- The exercise -
Transcribe the data in full and exactly, omitting any pictures.

START Task input

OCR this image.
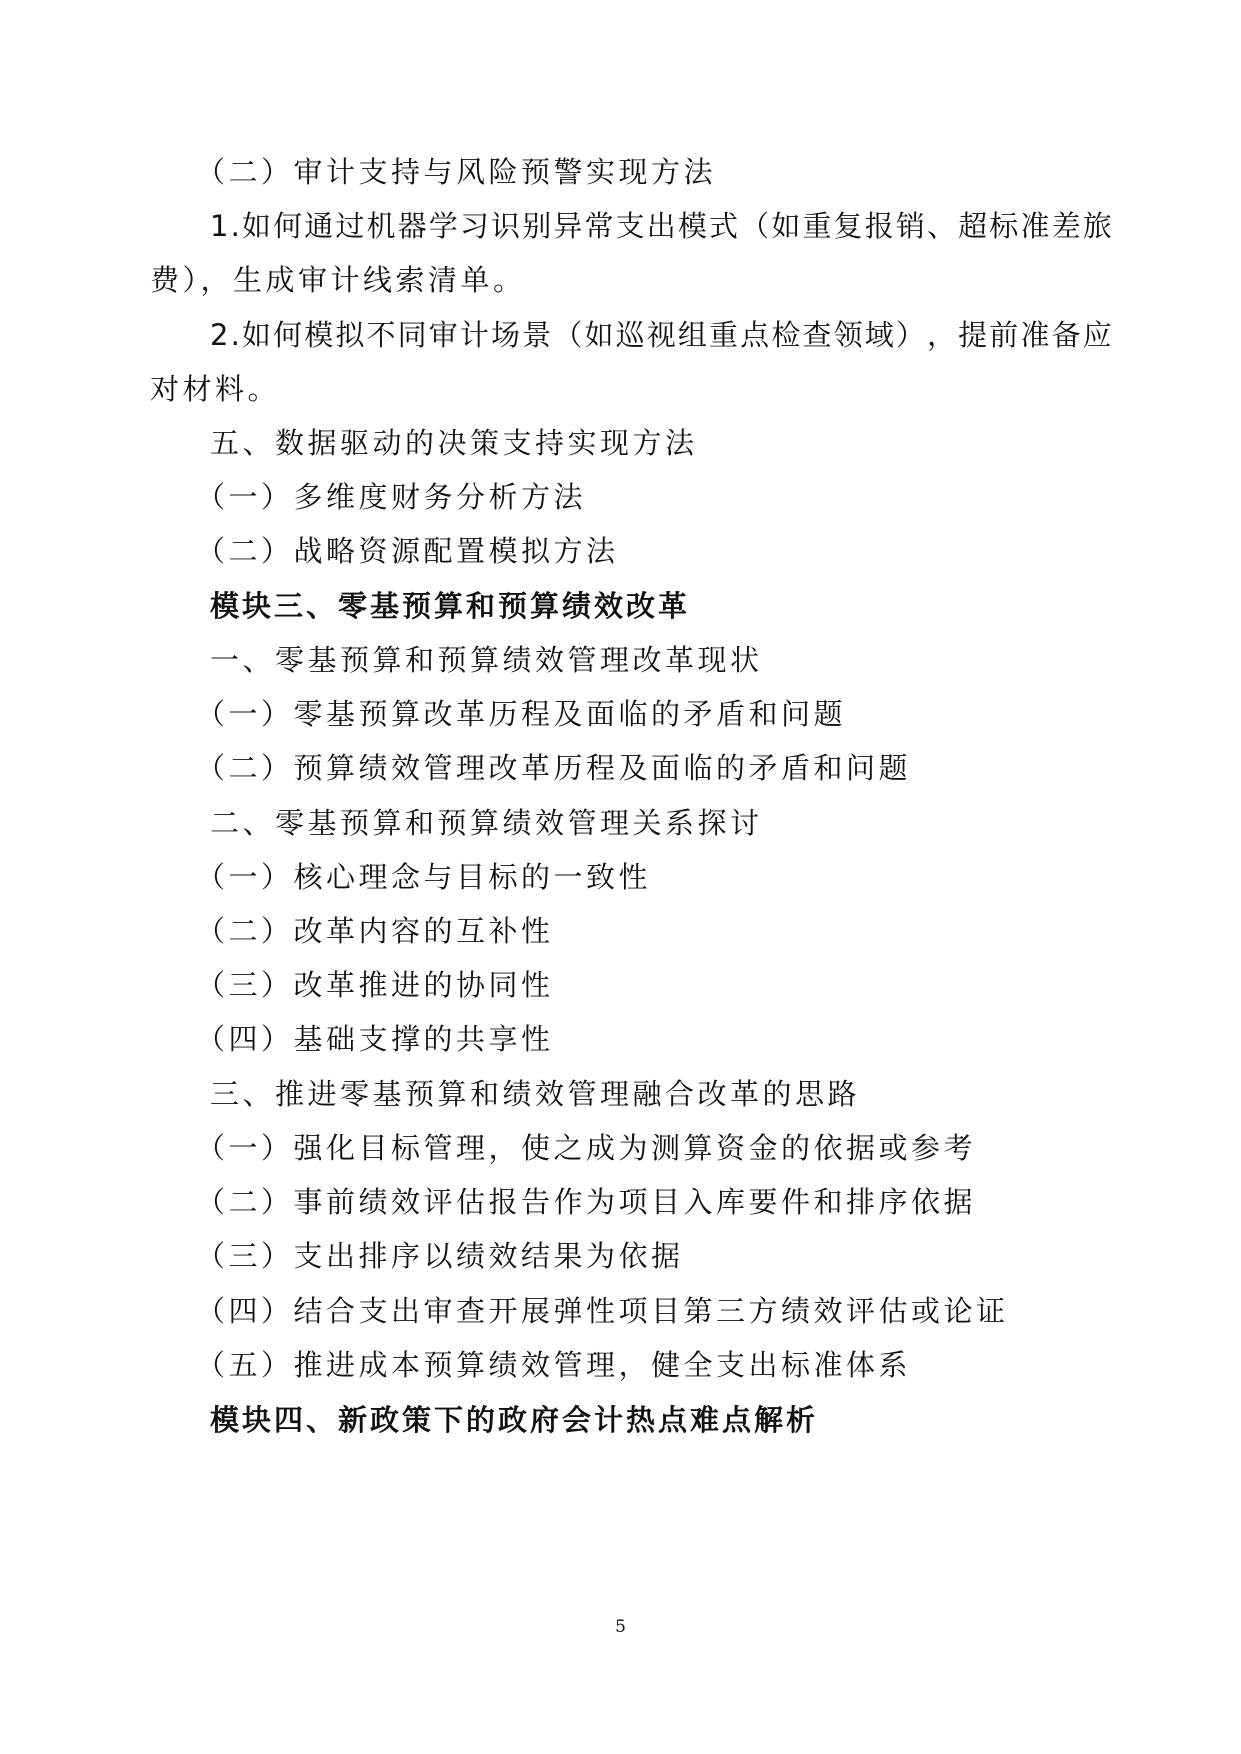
（二）审计支持与风险预警实现方法
1 . 如 何 通 过 机 器 学 习 识 别 异 常 支 出 模 式 （ 如 重 复 报 销 、 超 标 准 差 旅
费），生成审计线索清单。
2 . 如 何 模 拟 不 同 审 计 场 景 （ 如 巡 视 组 重 点 检 查 领 域 ） ， 提 前 准 备 应
对材料。
五、数据驱动的决策支持实现方法
（一）多维度财务分析方法
（二）战略资源配置模拟方法
模块三、零基预算和预算绩效改革
一、零基预算和预算绩效管理改革现状
（一）零基预算改革历程及面临的矛盾和问题
（二）预算绩效管理改革历程及面临的矛盾和问题
二、零基预算和预算绩效管理关系探讨
（一）核心理念与目标的一致性
（二）改革内容的互补性
（三）改革推进的协同性
（四）基础支撑的共享性
三、推进零基预算和绩效管理融合改革的思路
（一）强化目标管理，使之成为测算资金的依据或参考
（二）事前绩效评估报告作为项目入库要件和排序依据
（三）支出排序以绩效结果为依据
（四）结合支出审查开展弹性项目第三方绩效评估或论证
（五）推进成本预算绩效管理，健全支出标准体系
模块四、新政策下的政府会计热点难点解析
5
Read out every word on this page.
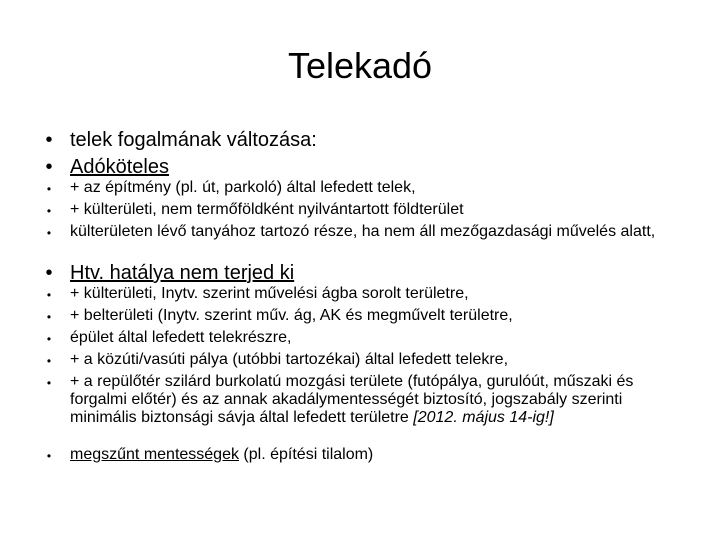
Telekadó
• telek fogalmának változása:
• Adóköteles
•	+ az építmény (pl. út, parkoló) által lefedett telek,
•	+ külterületi, nem termőföldként nyilvántartott földterület
•	külterületen lévő tanyához tartozó része, ha nem áll mezőgazdasági művelés alatt,
• Htv. hatálya nem terjed ki
•	+ külterületi, Inytv. szerint művelési ágba sorolt területre,
•	+ belterületi (Inytv. szerint műv. ág, AK és megművelt területre,
•	épület által lefedett telekrészre,
•	+ a közúti/vasúti pálya (utóbbi tartozékai) által lefedett telekre,
•	+ a repülőtér szilárd burkolatú mozgási területe (futópálya, gurulóút, műszaki és forgalmi előtér) és az annak akadálymentességét biztosító, jogszabály szerinti minimális biztonsági sávja által lefedett területre [2012. május 14-ig!]
•	megszűnt mentességek (pl. építési tilalom)
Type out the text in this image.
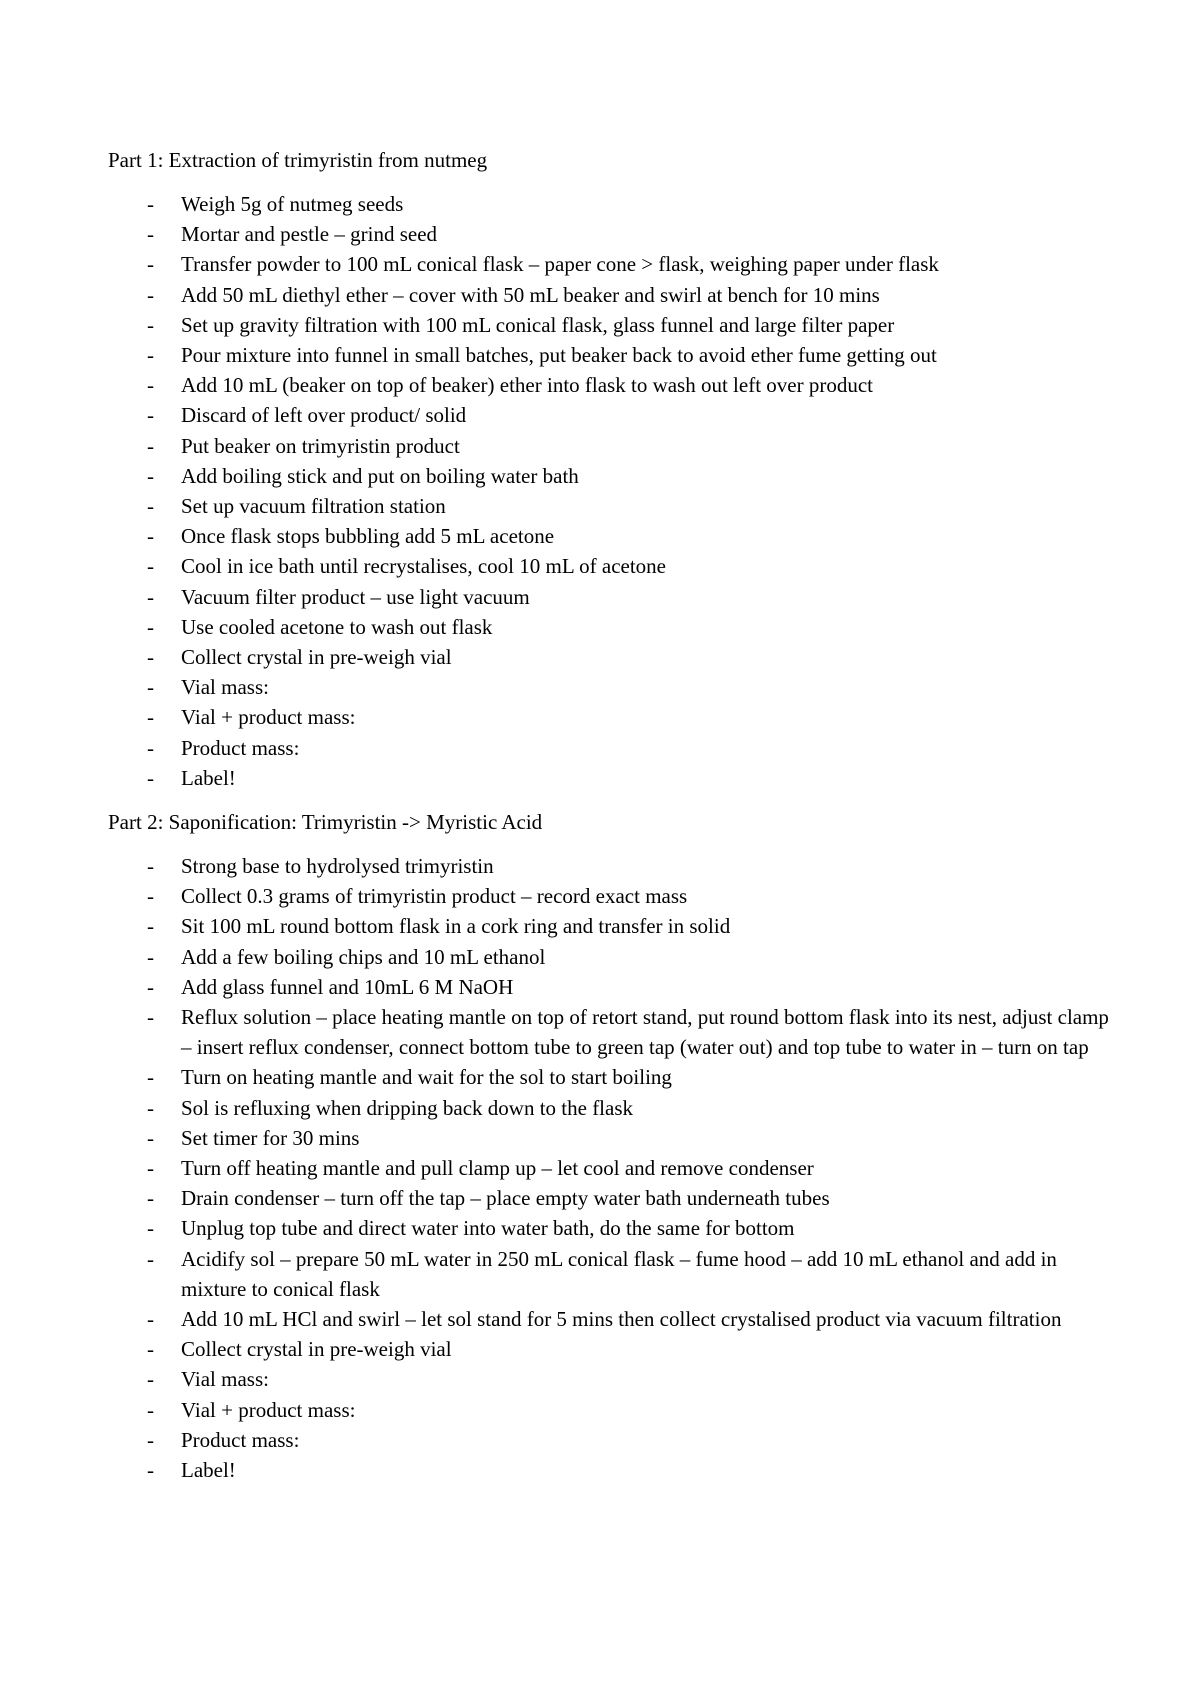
Part 1: Extraction of trimyristin from nutmeg
- Weigh 5g of nutmeg seeds
- Mortar and pestle – grind seed
- Transfer powder to 100 mL conical flask – paper cone > flask, weighing paper under flask
- Add 50 mL diethyl ether – cover with 50 mL beaker and swirl at bench for 10 mins
- Set up gravity filtration with 100 mL conical flask, glass funnel and large filter paper
- Pour mixture into funnel in small batches, put beaker back to avoid ether fume getting out
- Add 10 mL (beaker on top of beaker) ether into flask to wash out left over product
- Discard of left over product/ solid
- Put beaker on trimyristin product
- Add boiling stick and put on boiling water bath
- Set up vacuum filtration station
- Once flask stops bubbling add 5 mL acetone
- Cool in ice bath until recrystalises, cool 10 mL of acetone
- Vacuum filter product – use light vacuum
- Use cooled acetone to wash out flask
- Collect crystal in pre-weigh vial
- Vial mass:
- Vial + product mass:
- Product mass:
- Label!
Part 2: Saponification: Trimyristin -> Myristic Acid
- Strong base to hydrolysed trimyristin
- Collect 0.3 grams of trimyristin product – record exact mass
- Sit 100 mL round bottom flask in a cork ring and transfer in solid
- Add a few boiling chips and 10 mL ethanol
- Add glass funnel and 10mL 6 M NaOH
- Reflux solution – place heating mantle on top of retort stand, put round bottom flask into its nest, adjust clamp – insert reflux condenser, connect bottom tube to green tap (water out) and top tube to water in – turn on tap
- Turn on heating mantle and wait for the sol to start boiling
- Sol is refluxing when dripping back down to the flask
- Set timer for 30 mins
- Turn off heating mantle and pull clamp up – let cool and remove condenser
- Drain condenser – turn off the tap – place empty water bath underneath tubes
- Unplug top tube and direct water into water bath, do the same for bottom
- Acidify sol – prepare 50 mL water in 250 mL conical flask – fume hood – add 10 mL ethanol and add in mixture to conical flask
- Add 10 mL HCl and swirl – let sol stand for 5 mins then collect crystalised product via vacuum filtration
- Collect crystal in pre-weigh vial
- Vial mass:
- Vial + product mass:
- Product mass:
- Label!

END Task input

- Solution to this task -
OCR this image.
（二）审计支持与风险预警实现方法
1 . 如 何 通 过 机 器 学 习 识 别 异 常 支 出 模 式 （ 如 重 复 报 销 、 超 标 准 差 旅
费），生成审计线索清单。
2 . 如 何 模 拟 不 同 审 计 场 景 （ 如 巡 视 组 重 点 检 查 领 域 ） ， 提 前 准 备 应
对材料。
五、数据驱动的决策支持实现方法
（一）多维度财务分析方法
（二）战略资源配置模拟方法
模块三、零基预算和预算绩效改革
一、零基预算和预算绩效管理改革现状
（一）零基预算改革历程及面临的矛盾和问题
（二）预算绩效管理改革历程及面临的矛盾和问题
二、零基预算和预算绩效管理关系探讨
（一）核心理念与目标的一致性
（二）改革内容的互补性
（三）改革推进的协同性
（四）基础支撑的共享性
三、推进零基预算和绩效管理融合改革的思路
（一）强化目标管理，使之成为测算资金的依据或参考
（二）事前绩效评估报告作为项目入库要件和排序依据
（三）支出排序以绩效结果为依据
（四）结合支出审查开展弹性项目第三方绩效评估或论证
（五）推进成本预算绩效管理，健全支出标准体系
模块四、新政策下的政府会计热点难点解析
5
Read out every word on this page.
Telekadó
• telek fogalmának változása:
• Adóköteles
•	+ az építmény (pl. út, parkoló) által lefedett telek,
•	+ külterületi, nem termőföldként nyilvántartott földterület
•	külterületen lévő tanyához tartozó része, ha nem áll mezőgazdasági művelés alatt,
• Htv. hatálya nem terjed ki
•	+ külterületi, Inytv. szerint művelési ágba sorolt területre,
•	+ belterületi (Inytv. szerint műv. ág, AK és megművelt területre,
•	épület által lefedett telekrészre,
•	+ a közúti/vasúti pálya (utóbbi tartozékai) által lefedett telekre,
•	+ a repülőtér szilárd burkolatú mozgási területe (futópálya, gurulóút, műszaki és forgalmi előtér) és az annak akadálymentességét biztosító, jogszabály szerinti minimális biztonsági sávja által lefedett területre [2012. május 14-ig!]
•	megszűnt mentességek (pl. építési tilalom)
Type out the text in this image.
Part 1: Extraction of trimyristin from nutmeg
- Weigh 5g of nutmeg seeds
- Mortar and pestle – grind seed
- Transfer powder to 100 mL conical flask – paper cone > flask, weighing paper under flask
- Add 50 mL diethyl ether – cover with 50 mL beaker and swirl at bench for 10 mins
- Set up gravity filtration with 100 mL conical flask, glass funnel and large filter paper
- Pour mixture into funnel in small batches, put beaker back to avoid ether fume getting out
- Add 10 mL (beaker on top of beaker) ether into flask to wash out left over product
- Discard of left over product/ solid
- Put beaker on trimyristin product
- Add boiling stick and put on boiling water bath
- Set up vacuum filtration station
- Once flask stops bubbling add 5 mL acetone
- Cool in ice bath until recrystalises, cool 10 mL of acetone
- Vacuum filter product – use light vacuum
- Use cooled acetone to wash out flask
- Collect crystal in pre-weigh vial
- Vial mass:
- Vial + product mass:
- Product mass:
- Label!
Part 2: Saponification: Trimyristin -> Myristic Acid
- Strong base to hydrolysed trimyristin
- Collect 0.3 grams of trimyristin product – record exact mass
- Sit 100 mL round bottom flask in a cork ring and transfer in solid
- Add a few boiling chips and 10 mL ethanol
- Add glass funnel and 10mL 6 M NaOH
- Reflux solution – place heating mantle on top of retort stand, put round bottom flask into its nest, adjust clamp – insert reflux condenser, connect bottom tube to green tap (water out) and top tube to water in – turn on tap
- Turn on heating mantle and wait for the sol to start boiling
- Sol is refluxing when dripping back down to the flask
- Set timer for 30 mins
- Turn off heating mantle and pull clamp up – let cool and remove condenser
- Drain condenser – turn off the tap – place empty water bath underneath tubes
- Unplug top tube and direct water into water bath, do the same for bottom
- Acidify sol – prepare 50 mL water in 250 mL conical flask – fume hood – add 10 mL ethanol and add in mixture to conical flask
- Add 10 mL HCl and swirl – let sol stand for 5 mins then collect crystalised product via vacuum filtration
- Collect crystal in pre-weigh vial
- Vial mass:
- Vial + product mass:
- Product mass:
- Label!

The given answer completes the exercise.